**Exercise materials**
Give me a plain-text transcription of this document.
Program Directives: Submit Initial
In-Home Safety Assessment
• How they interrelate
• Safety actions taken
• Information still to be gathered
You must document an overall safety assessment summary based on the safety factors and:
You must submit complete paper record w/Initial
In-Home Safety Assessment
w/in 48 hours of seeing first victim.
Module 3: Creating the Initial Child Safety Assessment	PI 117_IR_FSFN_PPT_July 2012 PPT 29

**Aim of the task**
Looking at the listing above, how many of its lines contain the string "must"? Give the number alone.

**Solution for this problem**
2